Given exercise: Look for "جبکہ" in each line of the entries, and return the matching lines.

== Data section ==

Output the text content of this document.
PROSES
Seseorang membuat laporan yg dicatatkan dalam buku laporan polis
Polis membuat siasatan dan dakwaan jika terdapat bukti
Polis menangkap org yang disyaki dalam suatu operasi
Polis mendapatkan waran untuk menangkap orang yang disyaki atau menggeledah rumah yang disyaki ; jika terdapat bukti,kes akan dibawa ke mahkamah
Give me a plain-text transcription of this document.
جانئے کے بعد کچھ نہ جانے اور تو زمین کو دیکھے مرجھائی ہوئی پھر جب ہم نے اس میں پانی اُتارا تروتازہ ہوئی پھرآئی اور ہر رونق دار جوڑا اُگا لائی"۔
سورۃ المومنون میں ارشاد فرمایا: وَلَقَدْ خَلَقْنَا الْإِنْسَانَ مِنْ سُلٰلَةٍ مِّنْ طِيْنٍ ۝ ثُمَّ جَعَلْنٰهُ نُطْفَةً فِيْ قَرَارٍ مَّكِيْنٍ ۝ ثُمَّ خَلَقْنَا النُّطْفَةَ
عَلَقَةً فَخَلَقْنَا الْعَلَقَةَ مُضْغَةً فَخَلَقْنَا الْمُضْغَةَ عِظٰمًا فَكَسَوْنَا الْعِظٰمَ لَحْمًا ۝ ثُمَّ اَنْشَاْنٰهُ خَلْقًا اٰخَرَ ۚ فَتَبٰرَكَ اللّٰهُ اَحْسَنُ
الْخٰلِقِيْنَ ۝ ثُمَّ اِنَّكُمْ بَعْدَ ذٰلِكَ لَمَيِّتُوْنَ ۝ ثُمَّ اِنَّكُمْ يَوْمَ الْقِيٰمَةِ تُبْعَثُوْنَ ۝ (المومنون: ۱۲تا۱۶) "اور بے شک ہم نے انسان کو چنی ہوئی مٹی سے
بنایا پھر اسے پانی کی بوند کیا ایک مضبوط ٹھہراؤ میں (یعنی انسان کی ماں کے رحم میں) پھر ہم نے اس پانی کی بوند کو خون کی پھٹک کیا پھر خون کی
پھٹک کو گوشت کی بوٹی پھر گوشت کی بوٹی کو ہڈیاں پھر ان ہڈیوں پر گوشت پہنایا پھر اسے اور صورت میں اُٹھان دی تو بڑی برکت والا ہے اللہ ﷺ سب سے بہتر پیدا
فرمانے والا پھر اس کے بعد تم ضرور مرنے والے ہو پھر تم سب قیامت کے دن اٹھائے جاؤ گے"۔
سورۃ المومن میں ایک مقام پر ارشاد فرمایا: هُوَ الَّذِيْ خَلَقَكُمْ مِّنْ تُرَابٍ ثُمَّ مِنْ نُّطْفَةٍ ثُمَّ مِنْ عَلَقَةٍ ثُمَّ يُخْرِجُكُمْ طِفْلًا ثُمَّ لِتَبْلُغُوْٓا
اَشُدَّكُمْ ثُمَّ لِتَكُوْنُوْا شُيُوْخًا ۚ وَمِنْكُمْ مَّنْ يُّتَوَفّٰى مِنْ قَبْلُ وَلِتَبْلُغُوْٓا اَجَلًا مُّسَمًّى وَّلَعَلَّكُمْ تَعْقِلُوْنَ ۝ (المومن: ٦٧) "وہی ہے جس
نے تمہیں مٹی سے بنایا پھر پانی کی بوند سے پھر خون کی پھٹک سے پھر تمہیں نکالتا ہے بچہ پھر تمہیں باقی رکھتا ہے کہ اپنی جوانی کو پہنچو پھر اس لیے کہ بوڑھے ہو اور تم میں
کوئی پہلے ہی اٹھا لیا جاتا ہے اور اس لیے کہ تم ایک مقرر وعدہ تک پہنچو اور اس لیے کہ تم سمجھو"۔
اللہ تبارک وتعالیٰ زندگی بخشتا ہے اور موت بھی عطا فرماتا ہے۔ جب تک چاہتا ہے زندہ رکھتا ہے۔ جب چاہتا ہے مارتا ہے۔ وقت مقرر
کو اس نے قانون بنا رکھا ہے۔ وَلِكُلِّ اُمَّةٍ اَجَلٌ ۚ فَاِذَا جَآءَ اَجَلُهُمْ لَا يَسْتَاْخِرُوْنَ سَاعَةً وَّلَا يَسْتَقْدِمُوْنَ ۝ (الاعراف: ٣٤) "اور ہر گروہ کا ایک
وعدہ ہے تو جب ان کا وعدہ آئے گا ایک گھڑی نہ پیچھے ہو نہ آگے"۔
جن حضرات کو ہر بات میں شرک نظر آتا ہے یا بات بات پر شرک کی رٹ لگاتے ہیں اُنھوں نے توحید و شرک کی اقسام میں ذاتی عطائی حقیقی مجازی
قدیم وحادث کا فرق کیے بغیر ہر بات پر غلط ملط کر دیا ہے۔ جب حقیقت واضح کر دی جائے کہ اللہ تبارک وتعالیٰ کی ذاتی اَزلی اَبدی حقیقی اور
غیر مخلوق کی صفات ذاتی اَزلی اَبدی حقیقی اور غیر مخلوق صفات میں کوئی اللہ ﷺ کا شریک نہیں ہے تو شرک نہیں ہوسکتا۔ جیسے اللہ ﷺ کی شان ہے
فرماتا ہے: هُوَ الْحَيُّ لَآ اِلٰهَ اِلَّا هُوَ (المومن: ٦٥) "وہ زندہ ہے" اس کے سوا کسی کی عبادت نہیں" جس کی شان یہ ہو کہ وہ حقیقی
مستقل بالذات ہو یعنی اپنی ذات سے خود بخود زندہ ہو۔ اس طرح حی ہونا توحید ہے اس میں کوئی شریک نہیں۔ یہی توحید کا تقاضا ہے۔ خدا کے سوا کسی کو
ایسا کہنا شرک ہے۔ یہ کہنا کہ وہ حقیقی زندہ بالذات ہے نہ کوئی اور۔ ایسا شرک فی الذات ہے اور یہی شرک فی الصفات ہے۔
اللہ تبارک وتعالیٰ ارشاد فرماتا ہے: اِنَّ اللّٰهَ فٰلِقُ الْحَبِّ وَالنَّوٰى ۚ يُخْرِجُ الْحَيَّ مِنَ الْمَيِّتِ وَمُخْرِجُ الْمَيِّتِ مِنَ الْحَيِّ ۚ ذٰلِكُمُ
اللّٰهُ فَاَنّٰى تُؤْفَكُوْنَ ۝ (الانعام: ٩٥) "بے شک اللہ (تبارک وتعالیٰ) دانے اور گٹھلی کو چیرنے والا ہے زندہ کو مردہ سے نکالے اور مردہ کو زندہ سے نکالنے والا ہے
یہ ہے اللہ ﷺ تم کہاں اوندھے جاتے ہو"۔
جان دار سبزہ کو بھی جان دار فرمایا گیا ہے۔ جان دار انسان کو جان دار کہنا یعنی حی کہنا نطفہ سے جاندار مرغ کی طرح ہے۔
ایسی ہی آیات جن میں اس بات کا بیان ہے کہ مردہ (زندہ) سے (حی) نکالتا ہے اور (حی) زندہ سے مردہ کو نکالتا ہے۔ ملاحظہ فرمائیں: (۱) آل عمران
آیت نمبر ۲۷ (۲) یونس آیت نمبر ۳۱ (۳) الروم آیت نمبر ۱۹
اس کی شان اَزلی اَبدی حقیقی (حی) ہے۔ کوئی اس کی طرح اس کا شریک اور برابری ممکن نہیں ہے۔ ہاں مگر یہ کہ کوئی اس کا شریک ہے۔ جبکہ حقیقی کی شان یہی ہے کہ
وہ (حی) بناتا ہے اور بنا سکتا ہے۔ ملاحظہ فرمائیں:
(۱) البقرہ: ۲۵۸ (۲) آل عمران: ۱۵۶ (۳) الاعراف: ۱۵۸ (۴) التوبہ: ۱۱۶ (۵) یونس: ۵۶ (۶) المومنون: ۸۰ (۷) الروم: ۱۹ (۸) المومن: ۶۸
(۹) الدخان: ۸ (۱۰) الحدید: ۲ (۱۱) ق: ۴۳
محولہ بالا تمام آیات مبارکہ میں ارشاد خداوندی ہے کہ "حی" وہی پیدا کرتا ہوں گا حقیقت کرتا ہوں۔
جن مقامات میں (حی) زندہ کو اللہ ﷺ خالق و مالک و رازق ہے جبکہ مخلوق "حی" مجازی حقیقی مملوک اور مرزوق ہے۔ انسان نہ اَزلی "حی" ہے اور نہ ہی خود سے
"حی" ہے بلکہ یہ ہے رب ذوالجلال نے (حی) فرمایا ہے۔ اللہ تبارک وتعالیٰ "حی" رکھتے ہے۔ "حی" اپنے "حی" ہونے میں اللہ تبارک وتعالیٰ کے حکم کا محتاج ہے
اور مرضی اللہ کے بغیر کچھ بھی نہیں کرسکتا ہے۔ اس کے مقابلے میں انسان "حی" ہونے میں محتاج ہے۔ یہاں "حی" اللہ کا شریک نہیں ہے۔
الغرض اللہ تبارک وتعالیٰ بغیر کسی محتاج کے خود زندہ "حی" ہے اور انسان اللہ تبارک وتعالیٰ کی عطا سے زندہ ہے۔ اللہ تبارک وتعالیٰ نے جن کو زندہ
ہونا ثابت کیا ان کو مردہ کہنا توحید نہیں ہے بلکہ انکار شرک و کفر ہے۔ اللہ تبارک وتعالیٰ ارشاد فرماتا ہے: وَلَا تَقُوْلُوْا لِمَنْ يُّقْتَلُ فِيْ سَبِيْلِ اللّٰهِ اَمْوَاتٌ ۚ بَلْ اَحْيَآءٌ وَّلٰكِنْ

===

Finished task:
اس کی شان اَزلی اَبدی حقیقی (حی) ہے۔ کوئی اس کی طرح اس کا شریک اور برابری ممکن نہیں ہے۔ ہاں مگر یہ کہ کوئی اس کا شریک ہے۔ جبکہ حقیقی کی شان یہی ہے کہ
جن مقامات میں (حی) زندہ کو اللہ ﷺ خالق و مالک و رازق ہے جبکہ مخلوق "حی" مجازی حقیقی مملوک اور مرزوق ہے۔ انسان نہ اَزلی "حی" ہے اور نہ ہی خود سے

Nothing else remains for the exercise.